A six-figure income is used to symbolize financial success in America. But in many of the nation’s largest cities, even $100,000 a year isn’t enough to keep a family of three afloat. A recent LendingTree analysis paints a troubling picture of just how far a once-comfortable salary can fall short in today’s high-cost urban centers.
In a comprehensive review of monthly expenses across the 100 largest U.S. metro areas, LendingTree found that in 25 cities, average costs for necessities exceed the monthly take-home pay of a family earning $100,000 per year. That means families making what was once considered a benchmark of middle-class comfort are now operating at a deficit, just trying to cover rent, childcare, food, and other essentials.
“The fact that you can make six figures and be broke in so many of our biggest cities… is definitely troubling,” said Matt Schulz, chief consumer finance analyst at LendingTree. “$100,000 used to be a magic number that meant someone had made it financially. That’s clearly not the case anymore in much of the country.”
To determine affordability, LendingTree calculated average monthly costs for a family of three. The categories included rent for a two-bedroom apartment, child care, transportation, including car ownership, health insurance premiums, food, entertainment, utilities, state and federal taxes, payroll taxes, and 401(k) contributions. Notably, debt payments such as student loans and credit card bills were not included. According to the report, “If we had done that, the number of metros in which six-figure earners are still broke would be far larger.”
At the top of the unaffordability list is San Jose, where monthly expenses average $10,540—more than $2,200 above the $8,333 monthly income that comes from a $100,000 annual salary. Following San Jose are other high-cost metros: San Francisco ($10,137), Boston ($9,946), Honolulu ($9,824), Washington, D.C. ($9,767), and Seattle ($9,376). Even cities like New York, Denver, Baltimore, Portland, and Minneapolis have basic living expenses that exceed the $100,000 income threshold.
———
* _LIST OF TASKS_:
• 1. Revise the article on six-figure incomes in high-cost cities, starting at "A six-figure income" and ending at "and other essentials.", and replace "metro areas" with "metropolitan areas".
• 2. Extend the article on six-figure incomes in high-cost cities, picking up after its final sentence.

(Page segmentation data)
———
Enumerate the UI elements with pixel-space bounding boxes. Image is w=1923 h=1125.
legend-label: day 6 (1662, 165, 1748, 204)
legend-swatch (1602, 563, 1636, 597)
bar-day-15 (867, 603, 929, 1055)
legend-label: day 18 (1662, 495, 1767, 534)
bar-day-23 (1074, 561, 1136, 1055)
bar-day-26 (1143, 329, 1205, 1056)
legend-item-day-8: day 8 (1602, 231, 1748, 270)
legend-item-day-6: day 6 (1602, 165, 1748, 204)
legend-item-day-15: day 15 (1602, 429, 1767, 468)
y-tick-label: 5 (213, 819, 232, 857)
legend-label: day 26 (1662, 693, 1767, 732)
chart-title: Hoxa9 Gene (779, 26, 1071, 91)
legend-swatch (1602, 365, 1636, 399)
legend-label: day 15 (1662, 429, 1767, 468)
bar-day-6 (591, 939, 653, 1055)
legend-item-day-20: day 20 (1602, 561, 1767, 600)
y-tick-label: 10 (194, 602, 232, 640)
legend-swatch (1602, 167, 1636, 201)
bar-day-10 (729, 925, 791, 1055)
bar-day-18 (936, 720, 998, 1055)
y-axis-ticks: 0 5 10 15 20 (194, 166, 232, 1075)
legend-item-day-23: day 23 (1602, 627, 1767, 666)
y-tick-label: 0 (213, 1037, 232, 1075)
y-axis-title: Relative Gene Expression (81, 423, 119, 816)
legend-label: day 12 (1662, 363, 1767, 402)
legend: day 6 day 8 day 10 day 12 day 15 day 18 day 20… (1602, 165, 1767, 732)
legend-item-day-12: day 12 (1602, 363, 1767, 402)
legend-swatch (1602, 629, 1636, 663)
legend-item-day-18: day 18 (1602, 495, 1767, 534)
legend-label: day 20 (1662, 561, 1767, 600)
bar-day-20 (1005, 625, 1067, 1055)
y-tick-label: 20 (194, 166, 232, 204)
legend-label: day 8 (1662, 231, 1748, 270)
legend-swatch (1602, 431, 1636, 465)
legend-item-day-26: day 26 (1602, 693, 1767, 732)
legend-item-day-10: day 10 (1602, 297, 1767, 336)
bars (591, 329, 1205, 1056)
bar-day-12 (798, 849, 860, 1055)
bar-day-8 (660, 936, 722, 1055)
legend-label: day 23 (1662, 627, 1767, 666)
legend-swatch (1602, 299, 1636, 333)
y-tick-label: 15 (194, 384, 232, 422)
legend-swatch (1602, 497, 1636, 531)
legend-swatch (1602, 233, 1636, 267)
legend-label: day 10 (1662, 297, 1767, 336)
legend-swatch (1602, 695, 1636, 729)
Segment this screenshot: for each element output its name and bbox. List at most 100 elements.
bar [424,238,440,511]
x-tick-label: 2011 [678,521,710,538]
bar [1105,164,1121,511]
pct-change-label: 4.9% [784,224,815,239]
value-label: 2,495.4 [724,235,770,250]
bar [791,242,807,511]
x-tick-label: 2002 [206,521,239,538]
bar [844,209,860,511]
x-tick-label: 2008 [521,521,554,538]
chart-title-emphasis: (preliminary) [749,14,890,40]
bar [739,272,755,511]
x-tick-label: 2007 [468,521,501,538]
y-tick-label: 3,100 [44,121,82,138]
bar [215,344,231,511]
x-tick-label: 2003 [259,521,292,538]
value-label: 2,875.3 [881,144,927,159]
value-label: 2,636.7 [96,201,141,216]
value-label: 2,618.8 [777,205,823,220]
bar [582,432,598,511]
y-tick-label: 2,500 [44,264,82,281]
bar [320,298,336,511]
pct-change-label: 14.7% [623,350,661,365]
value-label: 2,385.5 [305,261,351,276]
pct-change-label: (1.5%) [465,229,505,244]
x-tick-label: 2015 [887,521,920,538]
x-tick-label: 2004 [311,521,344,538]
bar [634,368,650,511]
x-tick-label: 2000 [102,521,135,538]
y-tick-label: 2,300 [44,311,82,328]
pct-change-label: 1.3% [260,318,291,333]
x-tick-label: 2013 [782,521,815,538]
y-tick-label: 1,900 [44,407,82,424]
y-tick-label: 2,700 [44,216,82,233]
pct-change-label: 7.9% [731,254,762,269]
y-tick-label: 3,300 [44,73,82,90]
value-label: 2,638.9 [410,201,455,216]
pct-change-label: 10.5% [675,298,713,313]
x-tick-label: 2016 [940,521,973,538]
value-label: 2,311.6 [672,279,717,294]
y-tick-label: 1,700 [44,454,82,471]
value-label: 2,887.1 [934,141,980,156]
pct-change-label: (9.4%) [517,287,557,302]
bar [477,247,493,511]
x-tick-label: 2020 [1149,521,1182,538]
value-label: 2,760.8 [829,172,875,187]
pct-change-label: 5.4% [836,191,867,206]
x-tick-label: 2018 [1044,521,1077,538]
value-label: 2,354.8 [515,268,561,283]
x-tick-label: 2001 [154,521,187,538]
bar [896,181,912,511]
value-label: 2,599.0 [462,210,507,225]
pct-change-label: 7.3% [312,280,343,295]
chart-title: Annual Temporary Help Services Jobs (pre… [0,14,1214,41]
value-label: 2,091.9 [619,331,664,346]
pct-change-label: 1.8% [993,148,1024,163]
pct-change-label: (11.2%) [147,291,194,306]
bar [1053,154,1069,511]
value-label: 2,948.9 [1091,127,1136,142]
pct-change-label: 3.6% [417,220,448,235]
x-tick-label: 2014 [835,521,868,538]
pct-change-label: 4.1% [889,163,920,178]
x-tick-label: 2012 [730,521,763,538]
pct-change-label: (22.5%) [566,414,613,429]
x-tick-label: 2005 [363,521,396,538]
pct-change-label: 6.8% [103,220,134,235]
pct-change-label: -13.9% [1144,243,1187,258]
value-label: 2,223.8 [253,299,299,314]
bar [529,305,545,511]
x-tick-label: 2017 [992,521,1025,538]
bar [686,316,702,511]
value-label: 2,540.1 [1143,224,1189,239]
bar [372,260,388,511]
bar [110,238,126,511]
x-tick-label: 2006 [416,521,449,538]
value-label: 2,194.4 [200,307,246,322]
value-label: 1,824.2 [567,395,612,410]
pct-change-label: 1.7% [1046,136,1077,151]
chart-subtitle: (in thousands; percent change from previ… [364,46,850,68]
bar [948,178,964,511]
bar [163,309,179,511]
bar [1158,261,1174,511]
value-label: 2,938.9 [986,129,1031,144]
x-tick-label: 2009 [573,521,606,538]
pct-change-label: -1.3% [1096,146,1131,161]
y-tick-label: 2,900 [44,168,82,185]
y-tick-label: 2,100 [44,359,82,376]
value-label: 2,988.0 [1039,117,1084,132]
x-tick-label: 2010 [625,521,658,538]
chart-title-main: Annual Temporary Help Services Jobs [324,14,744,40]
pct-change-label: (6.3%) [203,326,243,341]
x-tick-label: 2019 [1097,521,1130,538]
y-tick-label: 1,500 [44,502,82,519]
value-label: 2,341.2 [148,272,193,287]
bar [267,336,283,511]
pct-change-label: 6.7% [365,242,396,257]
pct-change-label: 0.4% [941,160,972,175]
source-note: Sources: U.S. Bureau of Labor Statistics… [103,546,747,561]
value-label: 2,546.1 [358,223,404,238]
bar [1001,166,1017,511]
———
* _RESULTS FOR THE EXERCISE_:
• 1.
A six-figure income is used to symbolize financial success in America. But in many of the nation’s largest cities, even $100,000 a year isn’t enough to keep a family of three afloat. A recent LendingTree analysis paints a troubling picture of just how far a once-comfortable salary can fall short in today’s high-cost urban centers.
In a comprehensive review of monthly expenses across the 100 largest U.S. metropolitan areas, LendingTree found that in 25 cities, average costs for necessities exceed the monthly take-home pay of a family earning $100,000 per year. That means families making what was once considered a benchmark of middle-class comfort are now operating at a deficit, just trying to cover rent, childcare, food, and other essentials.

• 2.
In New York City, for example, the average family of three would run a $744 monthly deficit just trying to meet standard expenses. In Denver, that figure is $630. And in Portland, Oregon, the shortfall is $456.
The flip side of the report highlights the 75 cities where six figures still offer financial breathing room. Cleveland leads with a monthly surplus of $1,393, followed by Louisville ($1,281), Memphis ($1,272), New Orleans ($1,216), and Cincinnati ($1,207). Cities such as Milwaukee, Pittsburgh, Indianapolis, Detroit, Houston, Las Vegas, and Nashville also offer net monthly income ranging from $751 to $1,028 after expenses are paid.
These findings illustrate the growing disparity in the cost of living across urban America. For example, the median U.S. household income in 2023 was $80,610—well below the $100,000 benchmark examined in the study. That suggests families earning at or near the national average would be under even greater pressure in many of the unaffordable cities listed.
For middle-income families, the implications are significant. A salary that once meant stability and comfort is now barely enough—or not enough at all—in dozens of cities. As inflation continues and housing costs soar, many households may be forced to cut back on savings, relocate to more affordable regions, or even take on additional work just to break even.
The LendingTree report serves as a warning: without major changes to housing policy, wage growth, or cost-of-living relief, a growing number of Americans will find that making six figures no longer guarantees a financially secure life.